Rows from a figure dataset –
★ ★ ★ ★ ★
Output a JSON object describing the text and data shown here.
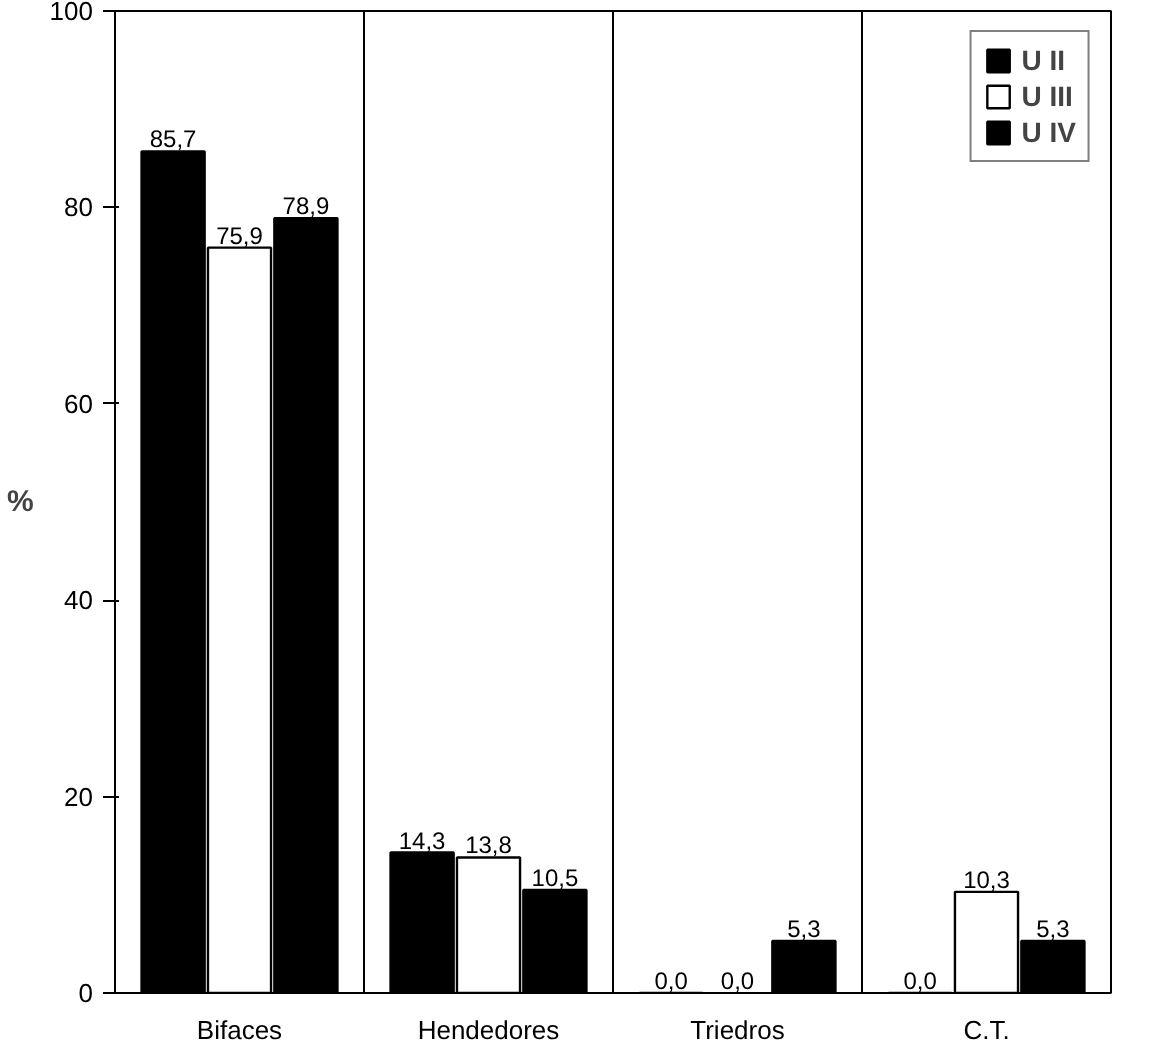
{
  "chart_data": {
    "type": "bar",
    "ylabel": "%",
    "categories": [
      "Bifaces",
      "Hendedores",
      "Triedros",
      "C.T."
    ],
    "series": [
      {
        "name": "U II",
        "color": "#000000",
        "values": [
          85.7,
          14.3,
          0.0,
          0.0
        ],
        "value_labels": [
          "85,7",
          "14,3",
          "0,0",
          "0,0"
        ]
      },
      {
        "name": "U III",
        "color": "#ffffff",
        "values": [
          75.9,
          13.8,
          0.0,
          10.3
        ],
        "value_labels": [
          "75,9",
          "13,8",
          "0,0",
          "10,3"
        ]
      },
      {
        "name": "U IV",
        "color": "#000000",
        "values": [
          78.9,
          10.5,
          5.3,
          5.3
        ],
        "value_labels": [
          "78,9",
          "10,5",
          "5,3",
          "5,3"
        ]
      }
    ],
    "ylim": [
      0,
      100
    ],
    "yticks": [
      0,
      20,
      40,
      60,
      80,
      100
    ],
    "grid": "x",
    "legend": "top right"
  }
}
★ ★ ★ ★ ★
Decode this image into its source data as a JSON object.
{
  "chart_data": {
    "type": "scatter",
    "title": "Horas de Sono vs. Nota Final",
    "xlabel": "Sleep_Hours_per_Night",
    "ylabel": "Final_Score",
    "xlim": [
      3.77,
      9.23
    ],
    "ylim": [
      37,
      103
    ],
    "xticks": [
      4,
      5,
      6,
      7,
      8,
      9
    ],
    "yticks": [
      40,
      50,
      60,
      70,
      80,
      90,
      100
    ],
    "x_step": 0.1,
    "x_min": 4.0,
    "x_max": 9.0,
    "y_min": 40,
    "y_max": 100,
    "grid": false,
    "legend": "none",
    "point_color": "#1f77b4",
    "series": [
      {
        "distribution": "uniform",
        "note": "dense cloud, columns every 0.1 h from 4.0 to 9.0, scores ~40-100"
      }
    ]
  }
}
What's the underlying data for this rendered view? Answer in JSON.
★ ★ ★ ★ ★
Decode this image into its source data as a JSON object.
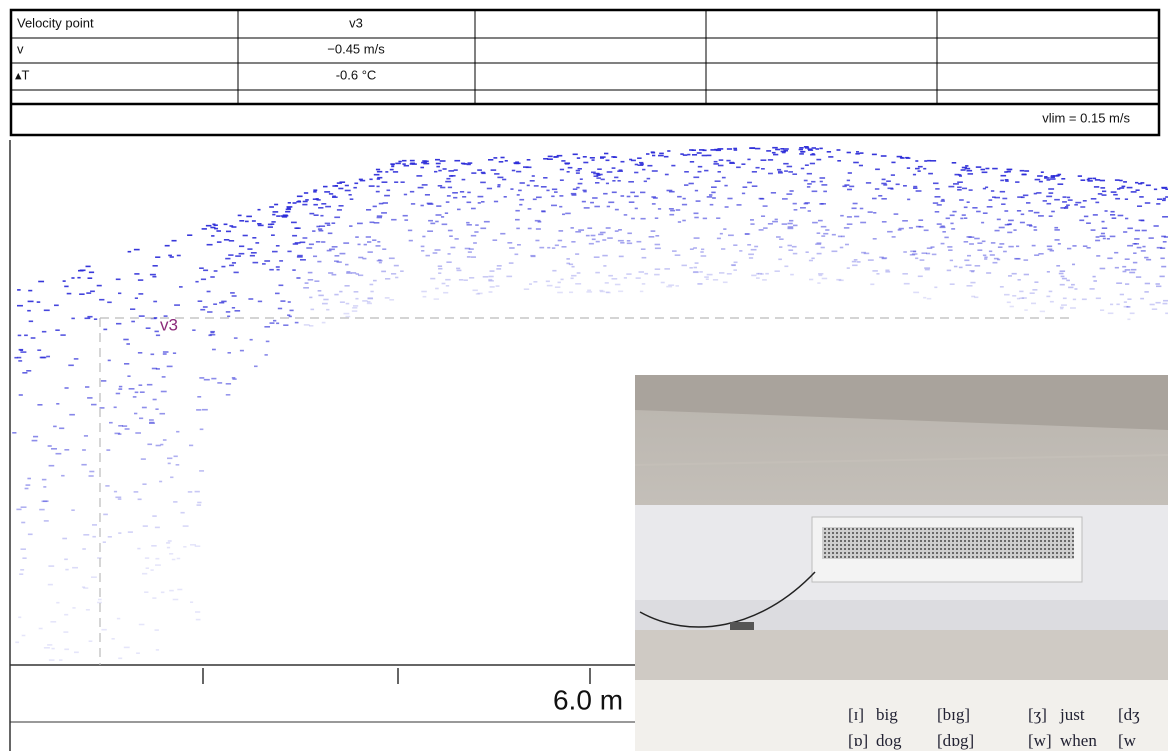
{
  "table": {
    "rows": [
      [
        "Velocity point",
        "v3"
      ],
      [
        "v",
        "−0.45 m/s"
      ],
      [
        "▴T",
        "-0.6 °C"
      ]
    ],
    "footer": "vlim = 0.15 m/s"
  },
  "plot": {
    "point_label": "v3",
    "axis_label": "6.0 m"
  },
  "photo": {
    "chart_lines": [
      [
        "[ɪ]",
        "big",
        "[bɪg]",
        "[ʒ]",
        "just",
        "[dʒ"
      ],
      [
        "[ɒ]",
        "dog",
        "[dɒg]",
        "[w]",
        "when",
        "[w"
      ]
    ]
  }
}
★ ★ ★ ★ ★
Problem details – Take every line from the data above that holds "JSON" and copy it out.

Output of the task –
Output a JSON object describing the text and data shown here.
Decode this image into its source data as a JSON object.
What's the underlying data for this rendered view? Answer in JSON.
Decode this image into its source data as a JSON object.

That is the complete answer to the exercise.